Exercise => Wherever the string "труда" appears in a line, extract that line.

Data entries =>
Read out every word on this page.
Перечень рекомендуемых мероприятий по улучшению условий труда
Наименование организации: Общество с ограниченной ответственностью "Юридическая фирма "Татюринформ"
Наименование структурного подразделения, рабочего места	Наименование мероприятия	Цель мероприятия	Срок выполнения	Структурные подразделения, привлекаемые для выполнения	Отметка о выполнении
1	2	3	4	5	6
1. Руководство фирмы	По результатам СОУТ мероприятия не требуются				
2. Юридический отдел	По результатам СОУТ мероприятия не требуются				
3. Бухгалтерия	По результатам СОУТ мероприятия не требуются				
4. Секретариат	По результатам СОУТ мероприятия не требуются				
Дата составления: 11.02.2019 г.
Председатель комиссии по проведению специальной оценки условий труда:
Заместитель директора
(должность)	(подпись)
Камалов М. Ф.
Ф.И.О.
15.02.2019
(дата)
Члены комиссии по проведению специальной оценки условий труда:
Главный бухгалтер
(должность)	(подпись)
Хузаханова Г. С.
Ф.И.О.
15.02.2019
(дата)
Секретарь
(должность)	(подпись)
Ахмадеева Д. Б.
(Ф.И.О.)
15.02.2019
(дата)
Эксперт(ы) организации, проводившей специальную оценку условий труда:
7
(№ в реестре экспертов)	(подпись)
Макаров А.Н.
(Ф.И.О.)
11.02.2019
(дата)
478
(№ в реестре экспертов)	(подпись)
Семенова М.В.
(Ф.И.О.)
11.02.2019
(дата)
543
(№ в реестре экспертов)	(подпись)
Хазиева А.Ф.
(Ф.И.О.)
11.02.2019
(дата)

Exercise result =>
Перечень рекомендуемых мероприятий по улучшению условий труда
Председатель комиссии по проведению специальной оценки условий труда:
Члены комиссии по проведению специальной оценки условий труда:
Эксперт(ы) организации, проводившей специальную оценку условий труда:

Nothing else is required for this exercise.